*Problem*
Transcribe the records exactly. Pictures do not belong in the transcription.

▶

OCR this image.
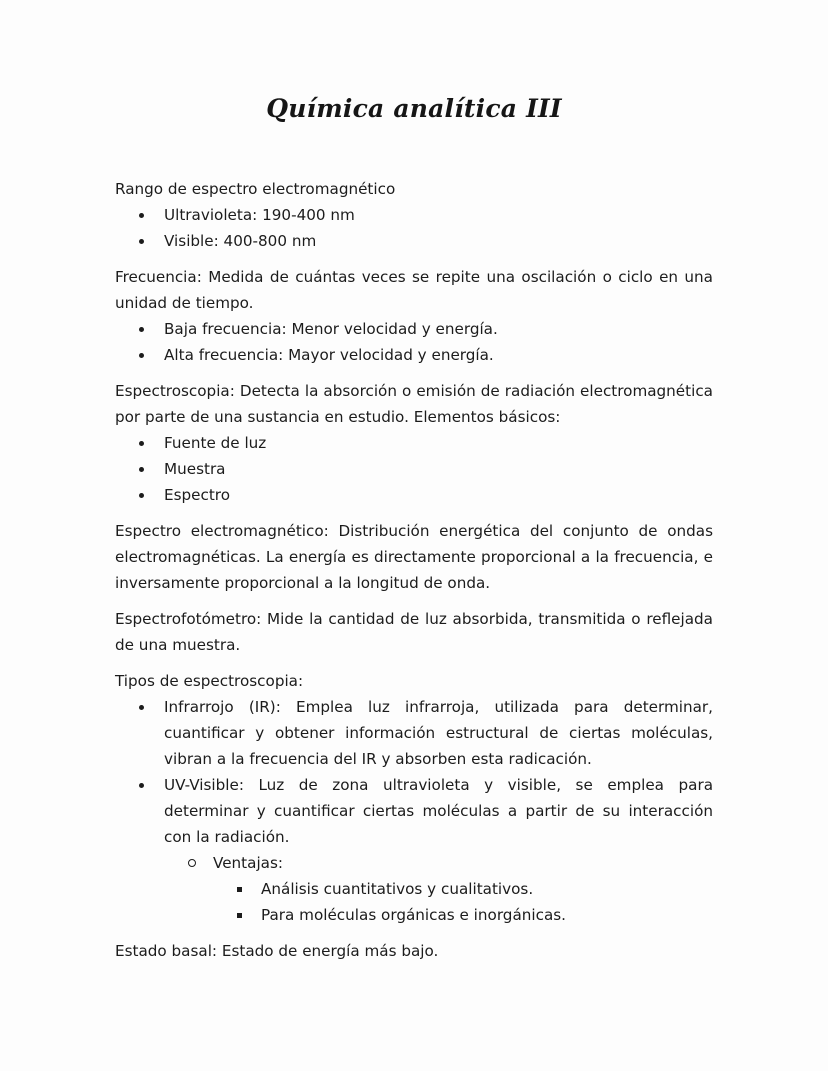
Química analítica III

Rango de espectro electromagnético

Ultravioleta: 190-400 nm
Visible: 400-800 nm

Frecuencia: Medida de cuántas veces se repite una oscilación o ciclo en una unidad de tiempo.

Baja frecuencia: Menor velocidad y energía.
Alta frecuencia: Mayor velocidad y energía.

Espectroscopia: Detecta la absorción o emisión de radiación electromagnética por parte de una sustancia en estudio. Elementos básicos:

Fuente de luz
Muestra
Espectro

Espectro electromagnético: Distribución energética del conjunto de ondas electromagnéticas. La energía es directamente proporcional a la frecuencia, e inversamente proporcional a la longitud de onda.

Espectrofotómetro: Mide la cantidad de luz absorbida, transmitida o reflejada de una muestra.

Tipos de espectroscopia:

Infrarrojo (IR): Emplea luz infrarroja, utilizada para determinar, cuantificar y obtener información estructural de ciertas moléculas, vibran a la frecuencia del IR y absorben esta radicación.
UV-Visible: Luz de zona ultravioleta y visible, se emplea para determinar y cuantificar ciertas moléculas a partir de su interacción con la radiación.
Ventajas:
Análisis cuantitativos y cualitativos.
Para moléculas orgánicas e inorgánicas.

Estado basal: Estado de energía más bajo.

◀

*Correct answer*
OCR this image.
Química analítica III

Rango de espectro electromagnético

Ultravioleta: 190-400 nm
Visible: 400-800 nm

Frecuencia: Medida de cuántas veces se repite una oscilación o ciclo en una unidad de tiempo.

Baja frecuencia: Menor velocidad y energía.
Alta frecuencia: Mayor velocidad y energía.

Espectroscopia: Detecta la absorción o emisión de radiación electromagnética por parte de una sustancia en estudio. Elementos básicos:

Fuente de luz
Muestra
Espectro

Espectro electromagnético: Distribución energética del conjunto de ondas electromagnéticas. La energía es directamente proporcional a la frecuencia, e inversamente proporcional a la longitud de onda.

Espectrofotómetro: Mide la cantidad de luz absorbida, transmitida o reflejada de una muestra.

Tipos de espectroscopia:

Infrarrojo (IR): Emplea luz infrarroja, utilizada para determinar, cuantificar y obtener información estructural de ciertas moléculas, vibran a la frecuencia del IR y absorben esta radicación.
UV-Visible: Luz de zona ultravioleta y visible, se emplea para determinar y cuantificar ciertas moléculas a partir de su interacción con la radiación.
Ventajas:
Análisis cuantitativos y cualitativos.
Para moléculas orgánicas e inorgánicas.

Estado basal: Estado de energía más bajo.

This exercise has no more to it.